▶ **What is expected**: Reproduce the material word for word; the images stay out.

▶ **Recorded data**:
==============================

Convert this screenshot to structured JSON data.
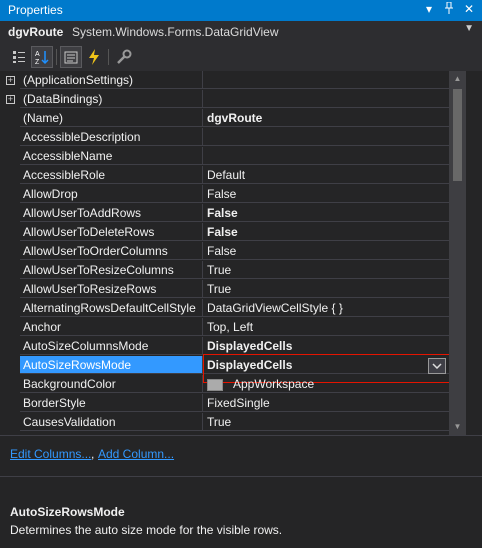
{
  "window": {
    "title": "Properties"
  },
  "object_selector": {
    "name": "dgvRoute",
    "type": "System.Windows.Forms.DataGridView"
  },
  "toolbar": {
    "items": [
      {
        "name": "categorized-icon"
      },
      {
        "name": "alphabetical-icon"
      },
      {
        "name": "properties-icon"
      },
      {
        "name": "events-icon"
      },
      {
        "name": "property-pages-icon"
      }
    ]
  },
  "properties": [
    {
      "expand": "+",
      "name": "(ApplicationSettings)",
      "value": ""
    },
    {
      "expand": "+",
      "name": "(DataBindings)",
      "value": ""
    },
    {
      "name": "(Name)",
      "value": "dgvRoute",
      "bold": true
    },
    {
      "name": "AccessibleDescription",
      "value": ""
    },
    {
      "name": "AccessibleName",
      "value": ""
    },
    {
      "name": "AccessibleRole",
      "value": "Default"
    },
    {
      "name": "AllowDrop",
      "value": "False"
    },
    {
      "name": "AllowUserToAddRows",
      "value": "False",
      "bold": true
    },
    {
      "name": "AllowUserToDeleteRows",
      "value": "False",
      "bold": true
    },
    {
      "name": "AllowUserToOrderColumns",
      "value": "False"
    },
    {
      "name": "AllowUserToResizeColumns",
      "value": "True"
    },
    {
      "name": "AllowUserToResizeRows",
      "value": "True"
    },
    {
      "name": "AlternatingRowsDefaultCellStyle",
      "value": "DataGridViewCellStyle { }"
    },
    {
      "name": "Anchor",
      "value": "Top, Left"
    },
    {
      "name": "AutoSizeColumnsMode",
      "value": "DisplayedCells",
      "bold": true
    },
    {
      "name": "AutoSizeRowsMode",
      "value": "DisplayedCells",
      "bold": true,
      "selected": true
    },
    {
      "name": "BackgroundColor",
      "value": "AppWorkspace",
      "swatch": "#ababab"
    },
    {
      "name": "BorderStyle",
      "value": "FixedSingle"
    },
    {
      "name": "CausesValidation",
      "value": "True"
    }
  ],
  "commands": {
    "edit_columns": "Edit Columns...",
    "separator": ",",
    "add_column": "Add Column..."
  },
  "description": {
    "title": "AutoSizeRowsMode",
    "text": "Determines the auto size mode for the visible rows."
  },
  "colors": {
    "accent": "#007acc",
    "selection": "#3399ff",
    "link": "#3399ff",
    "edit_border": "#e51400"
  }
}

==============================

▶ **Finished exercise**:
Convert this screenshot to structured JSON data.
{
  "window": {
    "title": "Properties"
  },
  "object_selector": {
    "name": "dgvRoute",
    "type": "System.Windows.Forms.DataGridView"
  },
  "toolbar": {
    "items": [
      {
        "name": "categorized-icon"
      },
      {
        "name": "alphabetical-icon"
      },
      {
        "name": "properties-icon"
      },
      {
        "name": "events-icon"
      },
      {
        "name": "property-pages-icon"
      }
    ]
  },
  "properties": [
    {
      "expand": "+",
      "name": "(ApplicationSettings)",
      "value": ""
    },
    {
      "expand": "+",
      "name": "(DataBindings)",
      "value": ""
    },
    {
      "name": "(Name)",
      "value": "dgvRoute",
      "bold": true
    },
    {
      "name": "AccessibleDescription",
      "value": ""
    },
    {
      "name": "AccessibleName",
      "value": ""
    },
    {
      "name": "AccessibleRole",
      "value": "Default"
    },
    {
      "name": "AllowDrop",
      "value": "False"
    },
    {
      "name": "AllowUserToAddRows",
      "value": "False",
      "bold": true
    },
    {
      "name": "AllowUserToDeleteRows",
      "value": "False",
      "bold": true
    },
    {
      "name": "AllowUserToOrderColumns",
      "value": "False"
    },
    {
      "name": "AllowUserToResizeColumns",
      "value": "True"
    },
    {
      "name": "AllowUserToResizeRows",
      "value": "True"
    },
    {
      "name": "AlternatingRowsDefaultCellStyle",
      "value": "DataGridViewCellStyle { }"
    },
    {
      "name": "Anchor",
      "value": "Top, Left"
    },
    {
      "name": "AutoSizeColumnsMode",
      "value": "DisplayedCells",
      "bold": true
    },
    {
      "name": "AutoSizeRowsMode",
      "value": "DisplayedCells",
      "bold": true,
      "selected": true
    },
    {
      "name": "BackgroundColor",
      "value": "AppWorkspace",
      "swatch": "#ababab"
    },
    {
      "name": "BorderStyle",
      "value": "FixedSingle"
    },
    {
      "name": "CausesValidation",
      "value": "True"
    }
  ],
  "commands": {
    "edit_columns": "Edit Columns...",
    "separator": ",",
    "add_column": "Add Column..."
  },
  "description": {
    "title": "AutoSizeRowsMode",
    "text": "Determines the auto size mode for the visible rows."
  },
  "colors": {
    "accent": "#007acc",
    "selection": "#3399ff",
    "link": "#3399ff",
    "edit_border": "#e51400"
  }
}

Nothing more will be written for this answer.